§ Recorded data
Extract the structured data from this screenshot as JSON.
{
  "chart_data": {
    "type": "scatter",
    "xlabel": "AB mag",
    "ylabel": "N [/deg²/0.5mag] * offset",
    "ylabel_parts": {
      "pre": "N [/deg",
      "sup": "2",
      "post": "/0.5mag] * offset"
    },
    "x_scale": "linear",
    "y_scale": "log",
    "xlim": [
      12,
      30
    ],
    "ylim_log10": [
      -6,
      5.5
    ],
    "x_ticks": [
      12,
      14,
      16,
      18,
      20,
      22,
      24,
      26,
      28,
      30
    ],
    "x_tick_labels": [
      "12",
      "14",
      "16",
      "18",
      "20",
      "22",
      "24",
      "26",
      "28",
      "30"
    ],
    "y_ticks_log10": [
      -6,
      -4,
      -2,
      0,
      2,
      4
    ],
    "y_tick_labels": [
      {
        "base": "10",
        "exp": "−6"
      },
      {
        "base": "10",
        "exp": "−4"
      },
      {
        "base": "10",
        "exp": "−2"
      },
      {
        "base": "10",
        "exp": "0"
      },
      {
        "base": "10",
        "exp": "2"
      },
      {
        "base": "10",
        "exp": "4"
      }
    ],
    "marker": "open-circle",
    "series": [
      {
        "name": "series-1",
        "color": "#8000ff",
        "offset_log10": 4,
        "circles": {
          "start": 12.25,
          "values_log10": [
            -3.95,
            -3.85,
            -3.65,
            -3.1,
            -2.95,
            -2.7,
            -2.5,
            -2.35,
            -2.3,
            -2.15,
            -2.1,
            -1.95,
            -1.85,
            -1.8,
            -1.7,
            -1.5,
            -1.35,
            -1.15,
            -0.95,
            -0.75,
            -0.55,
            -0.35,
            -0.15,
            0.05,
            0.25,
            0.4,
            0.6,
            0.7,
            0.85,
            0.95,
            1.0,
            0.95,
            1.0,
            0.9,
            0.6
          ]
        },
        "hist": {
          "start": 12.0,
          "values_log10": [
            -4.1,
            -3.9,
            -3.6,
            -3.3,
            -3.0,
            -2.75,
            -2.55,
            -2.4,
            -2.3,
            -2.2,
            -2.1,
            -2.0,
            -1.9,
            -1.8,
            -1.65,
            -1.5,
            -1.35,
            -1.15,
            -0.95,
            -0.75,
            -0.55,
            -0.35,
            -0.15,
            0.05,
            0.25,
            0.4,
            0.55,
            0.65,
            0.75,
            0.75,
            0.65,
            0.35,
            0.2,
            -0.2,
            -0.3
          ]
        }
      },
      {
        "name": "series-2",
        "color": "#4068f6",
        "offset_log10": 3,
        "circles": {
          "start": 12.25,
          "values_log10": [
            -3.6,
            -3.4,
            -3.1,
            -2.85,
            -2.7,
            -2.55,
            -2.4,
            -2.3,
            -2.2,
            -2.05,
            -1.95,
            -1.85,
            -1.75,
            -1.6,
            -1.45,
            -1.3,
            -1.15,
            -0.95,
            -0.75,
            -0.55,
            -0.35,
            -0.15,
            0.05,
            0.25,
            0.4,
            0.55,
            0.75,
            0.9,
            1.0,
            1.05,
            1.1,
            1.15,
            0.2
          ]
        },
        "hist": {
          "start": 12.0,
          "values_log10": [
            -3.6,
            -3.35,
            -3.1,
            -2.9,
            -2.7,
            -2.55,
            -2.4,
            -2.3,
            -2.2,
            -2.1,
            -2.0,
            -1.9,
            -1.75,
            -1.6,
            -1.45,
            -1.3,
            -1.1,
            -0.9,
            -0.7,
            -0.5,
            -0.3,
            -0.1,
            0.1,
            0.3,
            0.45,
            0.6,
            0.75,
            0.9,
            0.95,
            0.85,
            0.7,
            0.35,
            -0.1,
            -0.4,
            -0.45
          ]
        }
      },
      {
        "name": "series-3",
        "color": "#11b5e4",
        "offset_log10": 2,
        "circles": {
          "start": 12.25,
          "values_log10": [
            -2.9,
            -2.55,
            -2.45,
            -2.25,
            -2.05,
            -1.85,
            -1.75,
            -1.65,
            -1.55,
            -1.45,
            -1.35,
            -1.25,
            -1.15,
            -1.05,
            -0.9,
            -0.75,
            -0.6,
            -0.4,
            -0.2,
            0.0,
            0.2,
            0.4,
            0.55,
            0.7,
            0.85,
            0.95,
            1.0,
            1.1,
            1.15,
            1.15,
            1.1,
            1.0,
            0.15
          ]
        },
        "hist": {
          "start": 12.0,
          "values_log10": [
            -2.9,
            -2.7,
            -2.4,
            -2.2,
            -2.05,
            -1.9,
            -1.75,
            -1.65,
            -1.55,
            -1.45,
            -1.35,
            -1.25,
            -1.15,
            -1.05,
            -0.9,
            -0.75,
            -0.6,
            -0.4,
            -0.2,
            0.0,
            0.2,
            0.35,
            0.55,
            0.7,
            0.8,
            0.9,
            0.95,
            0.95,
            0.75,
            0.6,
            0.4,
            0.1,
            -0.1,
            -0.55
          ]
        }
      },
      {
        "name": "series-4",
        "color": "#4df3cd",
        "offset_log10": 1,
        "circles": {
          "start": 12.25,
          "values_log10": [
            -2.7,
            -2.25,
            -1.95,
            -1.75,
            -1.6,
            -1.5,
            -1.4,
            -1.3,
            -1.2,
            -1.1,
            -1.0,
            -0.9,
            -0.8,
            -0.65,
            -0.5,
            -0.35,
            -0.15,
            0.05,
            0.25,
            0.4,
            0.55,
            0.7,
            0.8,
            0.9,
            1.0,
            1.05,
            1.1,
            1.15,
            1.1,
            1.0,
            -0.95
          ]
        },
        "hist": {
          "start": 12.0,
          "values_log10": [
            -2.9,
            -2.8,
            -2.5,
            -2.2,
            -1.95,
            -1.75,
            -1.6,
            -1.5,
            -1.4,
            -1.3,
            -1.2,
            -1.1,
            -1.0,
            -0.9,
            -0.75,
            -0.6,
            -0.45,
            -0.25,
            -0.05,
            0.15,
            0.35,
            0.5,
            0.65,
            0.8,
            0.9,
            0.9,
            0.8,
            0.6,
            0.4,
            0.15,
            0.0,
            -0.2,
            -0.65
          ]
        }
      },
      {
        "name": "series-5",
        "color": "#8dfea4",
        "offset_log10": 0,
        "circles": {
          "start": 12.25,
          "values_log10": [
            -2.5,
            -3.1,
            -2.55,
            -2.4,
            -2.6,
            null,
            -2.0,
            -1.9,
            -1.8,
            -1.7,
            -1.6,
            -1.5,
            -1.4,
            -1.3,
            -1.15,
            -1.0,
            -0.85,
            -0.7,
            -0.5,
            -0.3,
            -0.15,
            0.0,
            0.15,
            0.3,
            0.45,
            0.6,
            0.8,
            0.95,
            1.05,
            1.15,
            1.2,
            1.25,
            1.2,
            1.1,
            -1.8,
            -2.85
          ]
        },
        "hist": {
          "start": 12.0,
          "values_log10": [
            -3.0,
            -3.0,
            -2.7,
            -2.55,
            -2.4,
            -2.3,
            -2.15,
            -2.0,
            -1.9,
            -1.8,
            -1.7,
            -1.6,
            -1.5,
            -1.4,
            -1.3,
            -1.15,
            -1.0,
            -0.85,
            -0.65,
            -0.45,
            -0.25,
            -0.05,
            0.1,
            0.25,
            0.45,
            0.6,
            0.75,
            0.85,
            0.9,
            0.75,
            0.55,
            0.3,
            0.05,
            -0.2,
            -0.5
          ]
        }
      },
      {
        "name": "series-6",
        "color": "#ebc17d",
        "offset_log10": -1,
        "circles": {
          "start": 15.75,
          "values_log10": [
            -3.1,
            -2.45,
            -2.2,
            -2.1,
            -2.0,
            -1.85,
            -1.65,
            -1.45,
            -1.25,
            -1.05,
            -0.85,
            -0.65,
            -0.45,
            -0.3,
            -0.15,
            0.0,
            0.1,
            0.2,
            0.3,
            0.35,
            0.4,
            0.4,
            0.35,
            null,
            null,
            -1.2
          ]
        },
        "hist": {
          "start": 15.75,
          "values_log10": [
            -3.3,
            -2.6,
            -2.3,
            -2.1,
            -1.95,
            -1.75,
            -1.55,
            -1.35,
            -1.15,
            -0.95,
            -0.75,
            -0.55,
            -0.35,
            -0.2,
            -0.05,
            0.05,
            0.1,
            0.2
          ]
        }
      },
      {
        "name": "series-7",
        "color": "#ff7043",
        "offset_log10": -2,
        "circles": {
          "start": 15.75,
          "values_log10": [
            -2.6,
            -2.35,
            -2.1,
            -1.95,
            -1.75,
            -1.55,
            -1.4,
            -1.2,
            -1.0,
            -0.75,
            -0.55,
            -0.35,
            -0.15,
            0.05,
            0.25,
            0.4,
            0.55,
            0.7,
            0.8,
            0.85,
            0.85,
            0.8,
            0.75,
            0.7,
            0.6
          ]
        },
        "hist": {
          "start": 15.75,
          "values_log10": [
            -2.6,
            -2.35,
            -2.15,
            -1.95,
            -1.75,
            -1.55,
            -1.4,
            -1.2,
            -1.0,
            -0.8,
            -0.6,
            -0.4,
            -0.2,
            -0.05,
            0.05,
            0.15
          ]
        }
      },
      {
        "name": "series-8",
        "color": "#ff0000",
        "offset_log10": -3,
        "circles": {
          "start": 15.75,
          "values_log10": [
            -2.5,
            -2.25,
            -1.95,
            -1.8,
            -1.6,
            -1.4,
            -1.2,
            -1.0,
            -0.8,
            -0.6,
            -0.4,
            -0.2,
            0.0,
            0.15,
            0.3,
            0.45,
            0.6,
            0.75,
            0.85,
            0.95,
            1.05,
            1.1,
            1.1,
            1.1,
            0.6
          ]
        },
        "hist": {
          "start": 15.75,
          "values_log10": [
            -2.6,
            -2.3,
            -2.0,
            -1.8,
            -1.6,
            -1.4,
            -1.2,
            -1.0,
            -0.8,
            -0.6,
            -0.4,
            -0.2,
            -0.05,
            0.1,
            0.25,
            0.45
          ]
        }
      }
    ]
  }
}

§ WORK INSTRUCTIONS
Look through the data above. Each line containing the word "name" needs to be copied.

§ SOLUTION BELOW
        "name": "series-1",
        "name": "series-2",
        "name": "series-3",
        "name": "series-4",
        "name": "series-5",
        "name": "series-6",
        "name": "series-7",
        "name": "series-8",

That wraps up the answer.